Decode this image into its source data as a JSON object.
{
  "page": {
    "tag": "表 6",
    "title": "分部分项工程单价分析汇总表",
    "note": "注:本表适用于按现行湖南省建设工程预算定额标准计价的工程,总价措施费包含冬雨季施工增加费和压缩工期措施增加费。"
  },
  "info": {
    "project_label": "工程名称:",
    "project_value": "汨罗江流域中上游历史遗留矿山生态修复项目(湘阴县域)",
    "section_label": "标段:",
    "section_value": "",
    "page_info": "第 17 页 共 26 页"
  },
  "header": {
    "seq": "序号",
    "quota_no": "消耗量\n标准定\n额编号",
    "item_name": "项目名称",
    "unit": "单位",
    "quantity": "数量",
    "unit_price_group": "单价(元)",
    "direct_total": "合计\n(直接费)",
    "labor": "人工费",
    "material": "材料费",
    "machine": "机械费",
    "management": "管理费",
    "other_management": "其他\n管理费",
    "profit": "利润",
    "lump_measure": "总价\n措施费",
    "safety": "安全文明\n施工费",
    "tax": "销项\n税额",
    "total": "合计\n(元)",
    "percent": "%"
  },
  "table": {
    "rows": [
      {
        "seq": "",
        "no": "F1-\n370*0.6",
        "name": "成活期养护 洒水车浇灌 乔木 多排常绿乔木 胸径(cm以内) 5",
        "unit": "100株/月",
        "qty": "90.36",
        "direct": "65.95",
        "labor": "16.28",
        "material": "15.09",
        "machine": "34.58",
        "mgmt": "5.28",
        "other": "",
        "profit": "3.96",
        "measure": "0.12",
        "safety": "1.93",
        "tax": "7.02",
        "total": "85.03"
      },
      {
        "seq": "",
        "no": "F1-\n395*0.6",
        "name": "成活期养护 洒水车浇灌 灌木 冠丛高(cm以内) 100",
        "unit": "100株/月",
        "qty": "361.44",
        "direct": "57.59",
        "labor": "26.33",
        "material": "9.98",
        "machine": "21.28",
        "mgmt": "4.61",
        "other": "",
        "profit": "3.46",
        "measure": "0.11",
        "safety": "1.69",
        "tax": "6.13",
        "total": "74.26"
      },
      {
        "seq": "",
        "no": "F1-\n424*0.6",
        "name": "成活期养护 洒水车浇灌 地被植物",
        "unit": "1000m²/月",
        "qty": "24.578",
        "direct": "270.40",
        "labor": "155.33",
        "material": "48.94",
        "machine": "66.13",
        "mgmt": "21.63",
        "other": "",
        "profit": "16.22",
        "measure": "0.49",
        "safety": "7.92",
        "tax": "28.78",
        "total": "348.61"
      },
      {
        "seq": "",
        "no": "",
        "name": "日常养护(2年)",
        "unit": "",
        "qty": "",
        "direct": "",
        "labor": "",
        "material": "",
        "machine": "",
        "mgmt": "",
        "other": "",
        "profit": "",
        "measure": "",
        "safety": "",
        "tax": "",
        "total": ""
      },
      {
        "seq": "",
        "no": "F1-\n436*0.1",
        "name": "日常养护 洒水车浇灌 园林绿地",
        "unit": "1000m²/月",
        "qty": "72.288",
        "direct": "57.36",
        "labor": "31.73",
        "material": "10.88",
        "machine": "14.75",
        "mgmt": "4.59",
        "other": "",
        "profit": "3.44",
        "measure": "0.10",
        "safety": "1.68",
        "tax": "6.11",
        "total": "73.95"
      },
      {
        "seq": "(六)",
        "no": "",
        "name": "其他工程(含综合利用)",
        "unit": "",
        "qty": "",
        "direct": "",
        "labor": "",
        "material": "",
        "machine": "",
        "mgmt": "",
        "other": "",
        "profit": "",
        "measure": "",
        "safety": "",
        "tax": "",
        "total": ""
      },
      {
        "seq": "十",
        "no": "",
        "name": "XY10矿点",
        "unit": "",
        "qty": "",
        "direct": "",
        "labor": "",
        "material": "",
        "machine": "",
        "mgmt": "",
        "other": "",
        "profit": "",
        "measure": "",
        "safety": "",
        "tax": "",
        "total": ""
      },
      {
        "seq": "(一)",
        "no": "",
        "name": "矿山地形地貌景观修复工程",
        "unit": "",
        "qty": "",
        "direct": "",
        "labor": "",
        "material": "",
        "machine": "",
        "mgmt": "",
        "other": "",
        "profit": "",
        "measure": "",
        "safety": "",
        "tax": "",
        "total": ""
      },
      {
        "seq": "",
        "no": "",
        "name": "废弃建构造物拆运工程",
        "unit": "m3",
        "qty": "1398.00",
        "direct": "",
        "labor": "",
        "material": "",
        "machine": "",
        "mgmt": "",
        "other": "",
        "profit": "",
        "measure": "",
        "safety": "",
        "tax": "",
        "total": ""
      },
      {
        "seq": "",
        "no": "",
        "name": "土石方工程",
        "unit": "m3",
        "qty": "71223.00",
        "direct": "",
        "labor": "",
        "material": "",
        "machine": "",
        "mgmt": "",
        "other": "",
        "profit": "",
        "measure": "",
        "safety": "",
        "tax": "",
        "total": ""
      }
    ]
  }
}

==

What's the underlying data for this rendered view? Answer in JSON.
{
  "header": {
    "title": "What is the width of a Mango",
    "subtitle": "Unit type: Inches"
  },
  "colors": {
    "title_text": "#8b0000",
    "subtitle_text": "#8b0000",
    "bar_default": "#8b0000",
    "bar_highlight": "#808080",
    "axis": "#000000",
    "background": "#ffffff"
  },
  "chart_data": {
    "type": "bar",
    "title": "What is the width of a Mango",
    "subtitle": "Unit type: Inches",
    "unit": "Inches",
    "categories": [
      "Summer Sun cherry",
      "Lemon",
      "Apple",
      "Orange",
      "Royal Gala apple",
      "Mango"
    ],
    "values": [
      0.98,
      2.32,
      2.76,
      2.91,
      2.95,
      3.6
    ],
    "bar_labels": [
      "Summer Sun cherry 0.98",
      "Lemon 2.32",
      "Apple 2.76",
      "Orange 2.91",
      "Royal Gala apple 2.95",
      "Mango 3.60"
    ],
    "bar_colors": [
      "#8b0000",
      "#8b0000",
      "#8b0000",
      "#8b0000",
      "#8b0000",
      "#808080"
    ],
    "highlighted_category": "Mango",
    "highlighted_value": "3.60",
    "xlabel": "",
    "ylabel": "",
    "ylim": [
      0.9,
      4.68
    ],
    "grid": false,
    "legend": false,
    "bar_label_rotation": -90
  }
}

» **What to work on**
Count the lines above that contain the word "this", and give only that number.

» **Written reply**
2